• [Passage given]
= Gaywyck =

1980 gothic novel

Gaywyck is a 1980 Gothic romance novel by Vincent Virga that was marketed as the first gay Gothic novel.

== Plot ==

Set in 1899, Gaywyck follows seventeen-year-old Robert Whyte who moves from rural upstate New York to Gaywyck, the Long Island mansion of Donough Gaylord, a wealthy man with a mysterious and tragic past.

== Background ==
Virga started writing Gaywyck in 1975 after becoming frustrated with the portrayal of gay men only as villains in recent Gothic fiction. His intention was to write a classic Gothic novel with the only difference being that the protagonist was a man instead of a woman. The completed manuscript was rejected 15 times before being accepted for publication by Avon. In November 1979, New York magazine included a brief note about its upcoming publication, calling it "history's first homosexual gothic."

== Reception ==
The novel received generally positive reviews. John Allec wrote in The Body Politic: "Gaywyck manages to exploit the appeal of this very familiar genre and, without ever stooping to camp or to parody, give us a tale which is both intrinsically gay and compulsively readable." Duncan Mitchel in Gay Community News called it "a novel about gay men which is fun to read... It even has a reasonably credible happy ending. That alone is enough to make me wish Gaywyck had been around when I was in high school." Peter Burton in Gay News described it as "over-the-top outrageous camp... An unmissable treat for anyone wanting light relief from the gloom of the real world." Richard Labonté wrote for the Ottawa Citizen that it was "adroit enough to appease the gothic fan and crafted enough to entice any reader, gay or not, who appreciates a sly parody," and Roger Austen in The Advocate termed it "an extraordinary tour de force." In a less effusive review, Terry Sanderson wrote in 1987, "There is a bewildering array of quite superfluous secondary plots and characters and attempts to capture the language of the time make the prose a little overripe. ...Gaywyck is easy to send up, but for all that it has a certain charm." A Library Journal review was even harsher, dismissing it as "Laden with excessive exposition and gratuitous description" and "dull and slow-moving."

• [Stated exercise] Write out the passage on Gaywyck word for word, from "Gaywyck is a" up to and including "and tragic past.". You won't need the material for this.

• [Information supplied]
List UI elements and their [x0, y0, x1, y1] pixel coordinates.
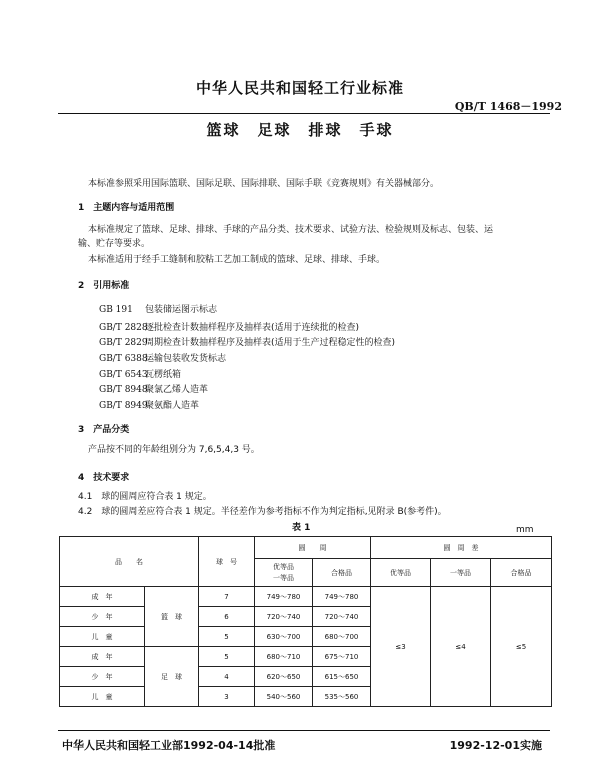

• [Answer to the exercise]
Gaywyck is a 1980 Gothic romance novel by Vincent Virga that was marketed as the first gay Gothic novel.

== Plot ==

Set in 1899, Gaywyck follows seventeen-year-old Robert Whyte who moves from rural upstate New York to Gaywyck, the Long Island mansion of Donough Gaylord, a wealthy man with a mysterious and tragic past.